Task: Find the lines that contain the word "PRICE" and copy each one.

[Stored data entries]
|---|

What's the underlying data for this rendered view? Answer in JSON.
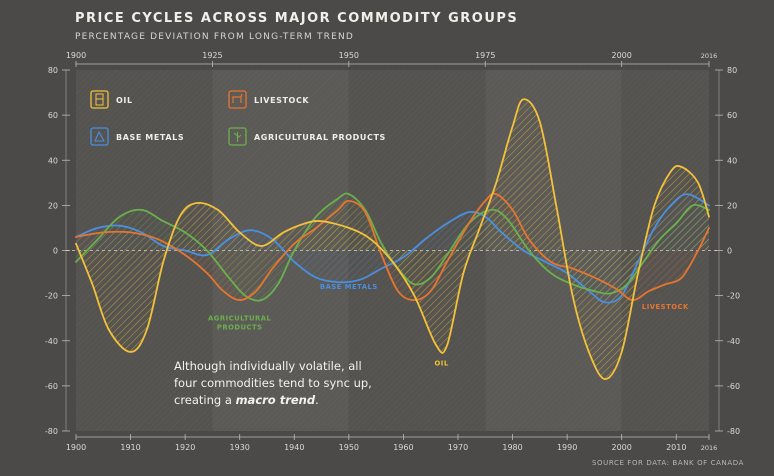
{
  "title": "PRICE CYCLES ACROSS MAJOR COMMODITY GROUPS",
  "subtitle": "PERCENTAGE DEVIATION FROM LONG-TERM TREND",
  "source": "SOURCE FOR DATA: BANK OF CANADA",
  "annotation": {
    "line1": "Although individually volatile, all",
    "line2": "four commodities tend to sync up,",
    "line3_prefix": "creating a ",
    "line3_emphasis": "macro trend",
    "line3_suffix": "."
  },
  "colors": {
    "background": "#4b4a48",
    "oil": "#f2c23a",
    "base_metals": "#4a8fe0",
    "livestock": "#e67530",
    "agricultural_products": "#6ab04c"
  },
  "chart_data": {
    "type": "line",
    "title": "PRICE CYCLES ACROSS MAJOR COMMODITY GROUPS",
    "subtitle": "PERCENTAGE DEVIATION FROM LONG-TERM TREND",
    "xlabel": "",
    "ylabel": "",
    "xlim": [
      1900,
      2016
    ],
    "ylim": [
      -80,
      80
    ],
    "x_ticks_bottom": [
      "1900",
      "1910",
      "1920",
      "1930",
      "1940",
      "1950",
      "1960",
      "1970",
      "1980",
      "1990",
      "2000",
      "2010",
      "2016"
    ],
    "x_ticks_top": [
      "1900",
      "1925",
      "1950",
      "1975",
      "2000",
      "2016"
    ],
    "y_ticks": [
      "80",
      "60",
      "40",
      "20",
      "0",
      "-20",
      "-40",
      "-60",
      "-80"
    ],
    "grid": false,
    "legend_position": "top-left",
    "legend": [
      {
        "label": "OIL",
        "icon": "oil-barrel-icon",
        "color": "#f2c23a"
      },
      {
        "label": "LIVESTOCK",
        "icon": "livestock-icon",
        "color": "#e67530"
      },
      {
        "label": "BASE METALS",
        "icon": "base-metals-icon",
        "color": "#4a8fe0"
      },
      {
        "label": "AGRICULTURAL PRODUCTS",
        "icon": "agriculture-icon",
        "color": "#6ab04c"
      }
    ],
    "series": [
      {
        "name": "OIL",
        "color": "#f2c23a",
        "points": [
          [
            1900,
            3
          ],
          [
            1903,
            -15
          ],
          [
            1906,
            -35
          ],
          [
            1910,
            -45
          ],
          [
            1913,
            -35
          ],
          [
            1916,
            -5
          ],
          [
            1919,
            15
          ],
          [
            1922,
            21
          ],
          [
            1926,
            18
          ],
          [
            1930,
            8
          ],
          [
            1934,
            2
          ],
          [
            1938,
            8
          ],
          [
            1942,
            12
          ],
          [
            1945,
            13
          ],
          [
            1950,
            10
          ],
          [
            1954,
            5
          ],
          [
            1958,
            -5
          ],
          [
            1962,
            -20
          ],
          [
            1966,
            -42
          ],
          [
            1968,
            -42
          ],
          [
            1971,
            -10
          ],
          [
            1974,
            10
          ],
          [
            1977,
            30
          ],
          [
            1980,
            55
          ],
          [
            1982,
            67
          ],
          [
            1985,
            57
          ],
          [
            1988,
            20
          ],
          [
            1991,
            -20
          ],
          [
            1994,
            -45
          ],
          [
            1997,
            -57
          ],
          [
            2000,
            -45
          ],
          [
            2003,
            -10
          ],
          [
            2006,
            20
          ],
          [
            2009,
            35
          ],
          [
            2011,
            37
          ],
          [
            2014,
            30
          ],
          [
            2016,
            15
          ]
        ]
      },
      {
        "name": "BASE METALS",
        "color": "#4a8fe0",
        "points": [
          [
            1900,
            6
          ],
          [
            1904,
            10
          ],
          [
            1908,
            11
          ],
          [
            1912,
            8
          ],
          [
            1916,
            2
          ],
          [
            1920,
            0
          ],
          [
            1924,
            -2
          ],
          [
            1928,
            5
          ],
          [
            1932,
            9
          ],
          [
            1936,
            5
          ],
          [
            1940,
            -5
          ],
          [
            1944,
            -12
          ],
          [
            1948,
            -14
          ],
          [
            1952,
            -13
          ],
          [
            1956,
            -8
          ],
          [
            1960,
            -3
          ],
          [
            1964,
            5
          ],
          [
            1968,
            12
          ],
          [
            1972,
            17
          ],
          [
            1975,
            15
          ],
          [
            1978,
            8
          ],
          [
            1982,
            0
          ],
          [
            1986,
            -5
          ],
          [
            1990,
            -10
          ],
          [
            1994,
            -18
          ],
          [
            1997,
            -23
          ],
          [
            2000,
            -20
          ],
          [
            2003,
            -5
          ],
          [
            2006,
            10
          ],
          [
            2009,
            20
          ],
          [
            2012,
            25
          ],
          [
            2016,
            20
          ]
        ]
      },
      {
        "name": "LIVESTOCK",
        "color": "#e67530",
        "points": [
          [
            1900,
            6
          ],
          [
            1905,
            8
          ],
          [
            1910,
            8
          ],
          [
            1915,
            5
          ],
          [
            1920,
            -2
          ],
          [
            1924,
            -10
          ],
          [
            1927,
            -18
          ],
          [
            1930,
            -22
          ],
          [
            1933,
            -18
          ],
          [
            1936,
            -8
          ],
          [
            1940,
            3
          ],
          [
            1944,
            10
          ],
          [
            1948,
            18
          ],
          [
            1950,
            22
          ],
          [
            1953,
            17
          ],
          [
            1956,
            -2
          ],
          [
            1959,
            -18
          ],
          [
            1962,
            -22
          ],
          [
            1965,
            -18
          ],
          [
            1968,
            -5
          ],
          [
            1972,
            12
          ],
          [
            1975,
            22
          ],
          [
            1977,
            25
          ],
          [
            1980,
            18
          ],
          [
            1983,
            5
          ],
          [
            1987,
            -5
          ],
          [
            1991,
            -8
          ],
          [
            1995,
            -12
          ],
          [
            1999,
            -17
          ],
          [
            2002,
            -22
          ],
          [
            2005,
            -18
          ],
          [
            2008,
            -15
          ],
          [
            2011,
            -12
          ],
          [
            2014,
            0
          ],
          [
            2016,
            10
          ]
        ]
      },
      {
        "name": "AGRICULTURAL PRODUCTS",
        "color": "#6ab04c",
        "points": [
          [
            1900,
            -5
          ],
          [
            1904,
            5
          ],
          [
            1908,
            15
          ],
          [
            1912,
            18
          ],
          [
            1916,
            13
          ],
          [
            1920,
            8
          ],
          [
            1924,
            0
          ],
          [
            1928,
            -12
          ],
          [
            1931,
            -20
          ],
          [
            1934,
            -22
          ],
          [
            1937,
            -15
          ],
          [
            1940,
            0
          ],
          [
            1944,
            15
          ],
          [
            1948,
            23
          ],
          [
            1950,
            25
          ],
          [
            1953,
            18
          ],
          [
            1956,
            3
          ],
          [
            1959,
            -8
          ],
          [
            1962,
            -15
          ],
          [
            1965,
            -12
          ],
          [
            1968,
            -2
          ],
          [
            1972,
            12
          ],
          [
            1976,
            18
          ],
          [
            1979,
            14
          ],
          [
            1983,
            0
          ],
          [
            1987,
            -10
          ],
          [
            1991,
            -15
          ],
          [
            1995,
            -18
          ],
          [
            1998,
            -19
          ],
          [
            2001,
            -15
          ],
          [
            2004,
            -5
          ],
          [
            2007,
            5
          ],
          [
            2010,
            12
          ],
          [
            2013,
            20
          ],
          [
            2016,
            18
          ]
        ]
      }
    ],
    "series_labels": [
      {
        "text": "BASE METALS",
        "x": 1950,
        "y": -17,
        "color": "#4a8fe0"
      },
      {
        "text": "AGRICULTURAL",
        "x": 1930,
        "y": -31,
        "color": "#6ab04c"
      },
      {
        "text": "PRODUCTS",
        "x": 1930,
        "y": -35,
        "color": "#6ab04c"
      },
      {
        "text": "OIL",
        "x": 1967,
        "y": -51,
        "color": "#f2c23a"
      },
      {
        "text": "LIVESTOCK",
        "x": 2008,
        "y": -26,
        "color": "#e67530"
      }
    ]
  }
}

|---|

Answer below:
  "title": "PRICE CYCLES ACROSS MAJOR COMMODITY GROUPS",
    "title": "PRICE CYCLES ACROSS MAJOR COMMODITY GROUPS",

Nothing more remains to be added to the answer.